Description of the task — Extract all lines that hold the string "type".

begin

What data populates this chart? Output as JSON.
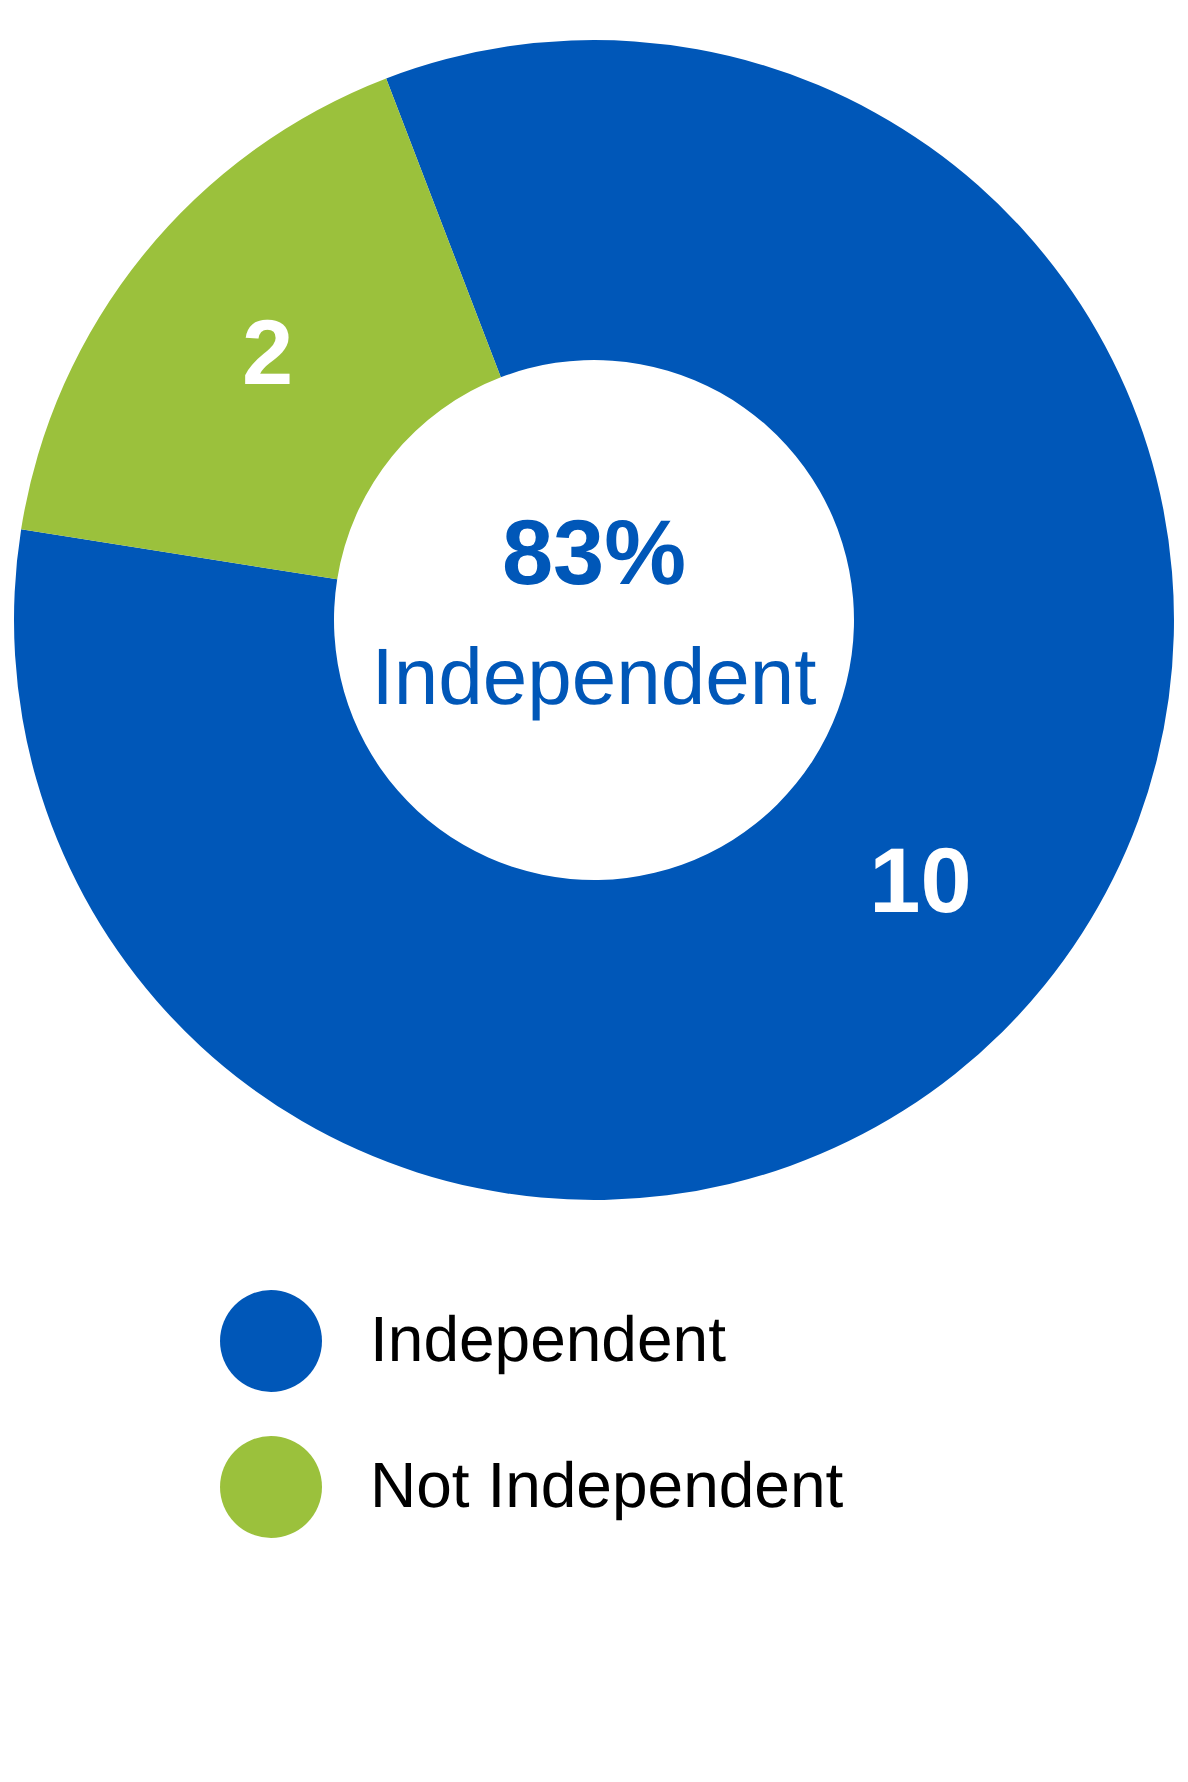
{
  "chart_data": {
    "type": "donut",
    "categories": [
      "Independent",
      "Not Independent"
    ],
    "values": [
      10,
      2
    ],
    "colors": [
      "#0057b8",
      "#9bc13c"
    ],
    "data_labels": true,
    "legend": "bottom",
    "annotations": [
      "83%",
      "Independent"
    ]
  }
}
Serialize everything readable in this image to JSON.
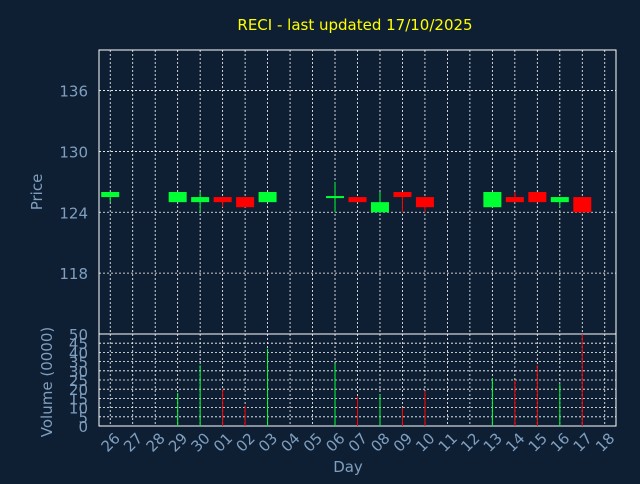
{
  "colors": {
    "background": "#0f1f33",
    "frame": "#ffffff",
    "grid": "#ffffff",
    "title": "#ffff00",
    "axis_text": "#7f9fbf",
    "up": "#00ff33",
    "down": "#ff0000"
  },
  "chart_data": [
    {
      "type": "candlestick",
      "title": "RECI - last updated 17/10/2025",
      "ylabel": "Price",
      "ylim": [
        112,
        140
      ],
      "yticks": [
        118,
        124,
        130,
        136
      ],
      "grid": true,
      "categories": [
        "26",
        "27",
        "28",
        "29",
        "30",
        "01",
        "02",
        "03",
        "04",
        "05",
        "06",
        "07",
        "08",
        "09",
        "10",
        "11",
        "12",
        "13",
        "14",
        "15",
        "16",
        "17",
        "18"
      ],
      "series": [
        {
          "ohlc": [
            {
              "x": "26",
              "open": 125.5,
              "high": 126.0,
              "low": 125.0,
              "close": 126.0
            },
            {
              "x": "29",
              "open": 125.0,
              "high": 126.0,
              "low": 125.0,
              "close": 126.0
            },
            {
              "x": "30",
              "open": 125.0,
              "high": 126.0,
              "low": 124.0,
              "close": 125.5
            },
            {
              "x": "01",
              "open": 125.5,
              "high": 125.5,
              "low": 124.5,
              "close": 125.0
            },
            {
              "x": "02",
              "open": 125.5,
              "high": 125.5,
              "low": 124.5,
              "close": 124.5
            },
            {
              "x": "03",
              "open": 125.0,
              "high": 126.0,
              "low": 125.0,
              "close": 126.0
            },
            {
              "x": "06",
              "open": 125.4,
              "high": 127.0,
              "low": 124.0,
              "close": 125.6
            },
            {
              "x": "07",
              "open": 125.5,
              "high": 125.5,
              "low": 125.0,
              "close": 125.0
            },
            {
              "x": "08",
              "open": 124.0,
              "high": 126.0,
              "low": 124.0,
              "close": 125.0
            },
            {
              "x": "09",
              "open": 126.0,
              "high": 126.0,
              "low": 124.0,
              "close": 125.5
            },
            {
              "x": "10",
              "open": 125.5,
              "high": 125.5,
              "low": 124.0,
              "close": 124.5
            },
            {
              "x": "13",
              "open": 124.5,
              "high": 126.0,
              "low": 124.5,
              "close": 126.0
            },
            {
              "x": "14",
              "open": 125.5,
              "high": 126.0,
              "low": 125.0,
              "close": 125.0
            },
            {
              "x": "15",
              "open": 126.0,
              "high": 126.0,
              "low": 125.0,
              "close": 125.0
            },
            {
              "x": "16",
              "open": 125.0,
              "high": 125.5,
              "low": 124.5,
              "close": 125.5
            },
            {
              "x": "17",
              "open": 125.5,
              "high": 125.5,
              "low": 124.0,
              "close": 124.0
            }
          ]
        }
      ]
    },
    {
      "type": "bar",
      "ylabel": "Volume (0000)",
      "xlabel": "Day",
      "ylim": [
        0,
        50
      ],
      "yticks": [
        0,
        5,
        10,
        15,
        20,
        25,
        30,
        35,
        40,
        45,
        50
      ],
      "grid": true,
      "categories": [
        "26",
        "27",
        "28",
        "29",
        "30",
        "01",
        "02",
        "03",
        "04",
        "05",
        "06",
        "07",
        "08",
        "09",
        "10",
        "11",
        "12",
        "13",
        "14",
        "15",
        "16",
        "17",
        "18"
      ],
      "series": [
        {
          "values": [
            {
              "x": "29",
              "value": 18,
              "direction": "up"
            },
            {
              "x": "30",
              "value": 33,
              "direction": "up"
            },
            {
              "x": "01",
              "value": 20,
              "direction": "down"
            },
            {
              "x": "02",
              "value": 11,
              "direction": "down"
            },
            {
              "x": "03",
              "value": 42,
              "direction": "up"
            },
            {
              "x": "06",
              "value": 34,
              "direction": "up"
            },
            {
              "x": "07",
              "value": 16,
              "direction": "down"
            },
            {
              "x": "08",
              "value": 17,
              "direction": "up"
            },
            {
              "x": "09",
              "value": 10,
              "direction": "down"
            },
            {
              "x": "10",
              "value": 19,
              "direction": "down"
            },
            {
              "x": "13",
              "value": 26,
              "direction": "up"
            },
            {
              "x": "14",
              "value": 25,
              "direction": "down"
            },
            {
              "x": "15",
              "value": 33,
              "direction": "down"
            },
            {
              "x": "16",
              "value": 23,
              "direction": "up"
            },
            {
              "x": "17",
              "value": 50,
              "direction": "down"
            }
          ]
        }
      ]
    }
  ]
}
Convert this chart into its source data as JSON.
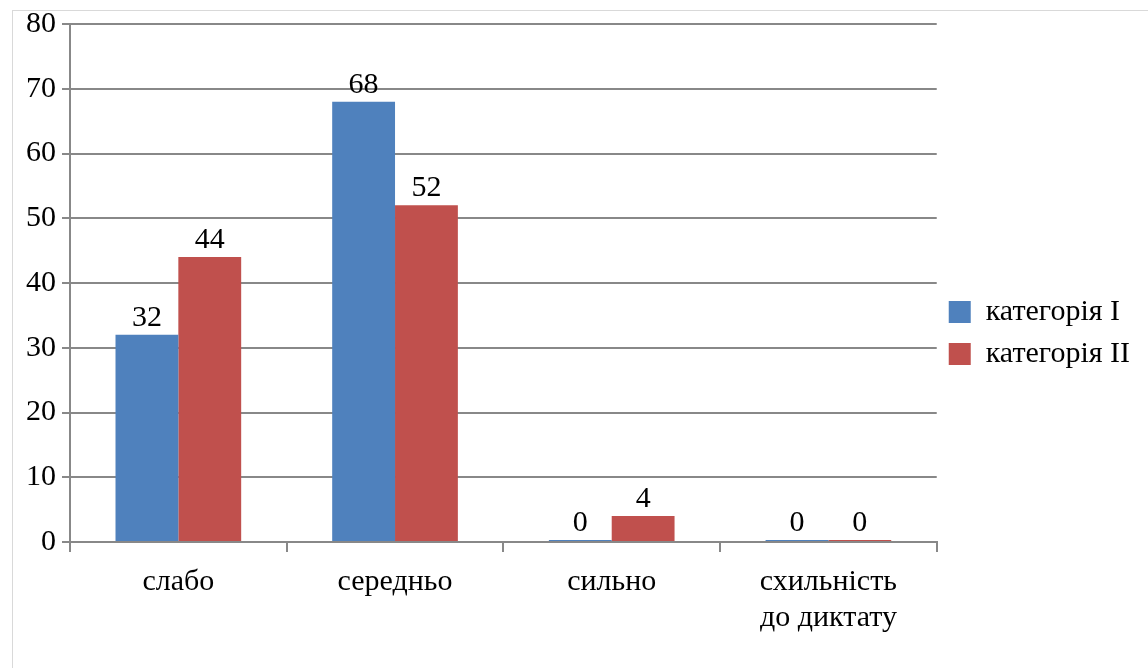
{
  "chart_data": {
    "type": "bar",
    "categories": [
      "слабо",
      "середньо",
      "сильно",
      "схильність до диктату"
    ],
    "series": [
      {
        "name": "категорія I",
        "color": "#4f81bd",
        "values": [
          32,
          68,
          0,
          0
        ]
      },
      {
        "name": "категорія II",
        "color": "#c0504d",
        "values": [
          44,
          52,
          4,
          0
        ]
      }
    ],
    "ylim": [
      0,
      80
    ],
    "yticks": [
      0,
      10,
      20,
      30,
      40,
      50,
      60,
      70,
      80
    ],
    "grid": "y",
    "legend": "right",
    "data_labels": true
  }
}
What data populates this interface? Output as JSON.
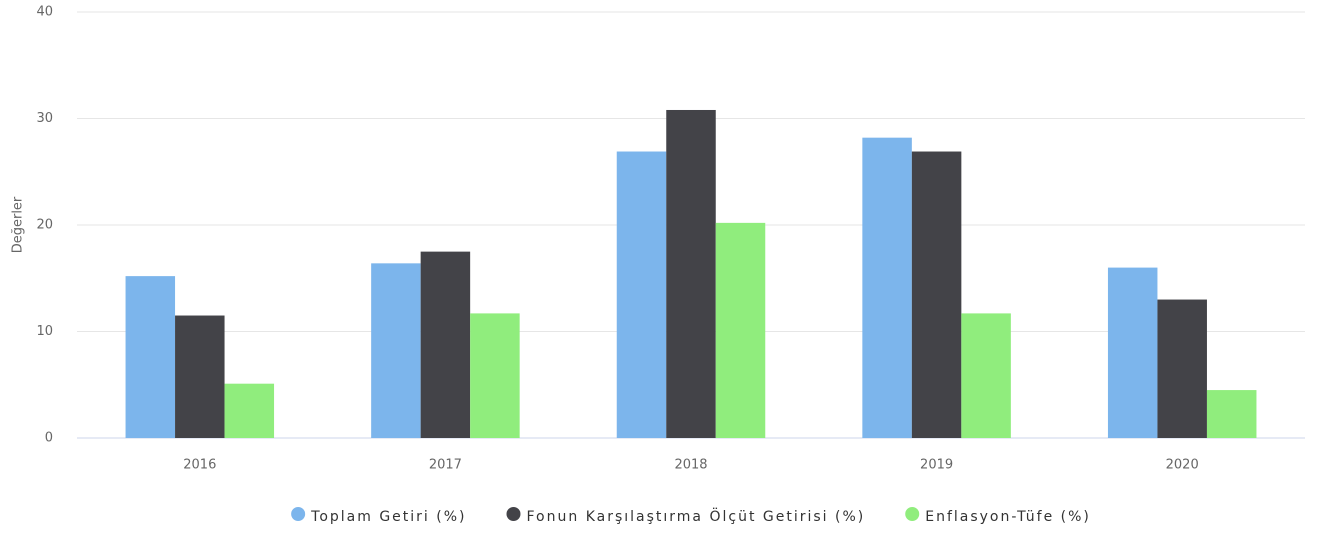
{
  "chart_data": {
    "type": "bar",
    "y_label": "Değerler",
    "categories": [
      "2016",
      "2017",
      "2018",
      "2019",
      "2020"
    ],
    "series": [
      {
        "name": "Toplam Getiri (%)",
        "color": "#7cb5ec",
        "values": [
          15.2,
          16.4,
          26.9,
          28.2,
          16.0
        ]
      },
      {
        "name": "Fonun Karşılaştırma Ölçüt Getirisi (%)",
        "color": "#434348",
        "values": [
          11.5,
          17.5,
          30.8,
          26.9,
          13.0
        ]
      },
      {
        "name": "Enflasyon-Tüfe (%)",
        "color": "#90ed7d",
        "values": [
          5.1,
          11.7,
          20.2,
          11.7,
          4.5
        ]
      }
    ],
    "ylim": [
      0,
      40
    ],
    "yticks": [
      0,
      10,
      20,
      30,
      40
    ],
    "grid": true
  }
}
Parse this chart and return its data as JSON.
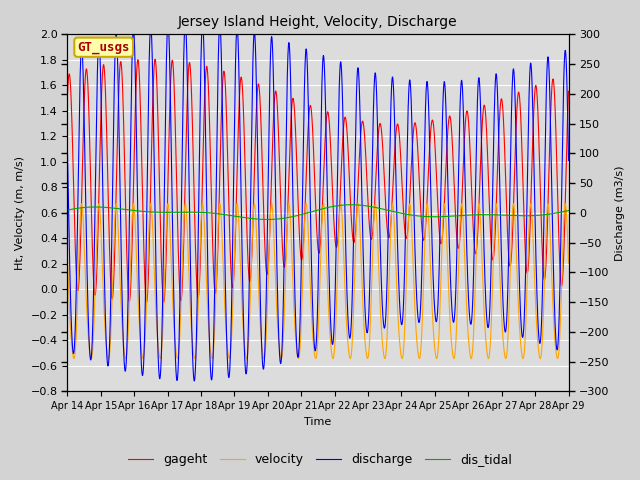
{
  "title": "Jersey Island Height, Velocity, Discharge",
  "xlabel": "Time",
  "ylabel_left": "Ht, Velocity (m, m/s)",
  "ylabel_right": "Discharge (m3/s)",
  "ylim_left": [
    -0.8,
    2.0
  ],
  "ylim_right": [
    -300,
    300
  ],
  "n_points": 5000,
  "tidal_period": 0.517,
  "colors": {
    "gageht": "#ff0000",
    "velocity": "#ffa500",
    "discharge": "#0000ff",
    "dis_tidal": "#00aa00"
  },
  "background_color": "#d3d3d3",
  "plot_bg_color": "#dcdcdc",
  "legend_box_facecolor": "#ffffaa",
  "legend_box_edgecolor": "#ccaa00",
  "legend_text_color": "#aa0000",
  "legend_box_label": "GT_usgs",
  "x_tick_labels": [
    "Apr 14",
    "Apr 15",
    "Apr 16",
    "Apr 17",
    "Apr 18",
    "Apr 19",
    "Apr 20",
    "Apr 21",
    "Apr 22",
    "Apr 23",
    "Apr 24",
    "Apr 25",
    "Apr 26",
    "Apr 27",
    "Apr 28",
    "Apr 29"
  ],
  "yticks_left": [
    -0.8,
    -0.6,
    -0.4,
    -0.2,
    0.0,
    0.2,
    0.4,
    0.6,
    0.8,
    1.0,
    1.2,
    1.4,
    1.6,
    1.8,
    2.0
  ],
  "yticks_right": [
    -300,
    -250,
    -200,
    -150,
    -100,
    -50,
    0,
    50,
    100,
    150,
    200,
    250,
    300
  ],
  "line_width": 0.8,
  "legend_labels": [
    "gageht",
    "velocity",
    "discharge",
    "dis_tidal"
  ]
}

end

Exercise response —
    "type": "donut",
      "type": "candlestick",
      "type": "bar",
    "type": "bar",
    "type": "bar",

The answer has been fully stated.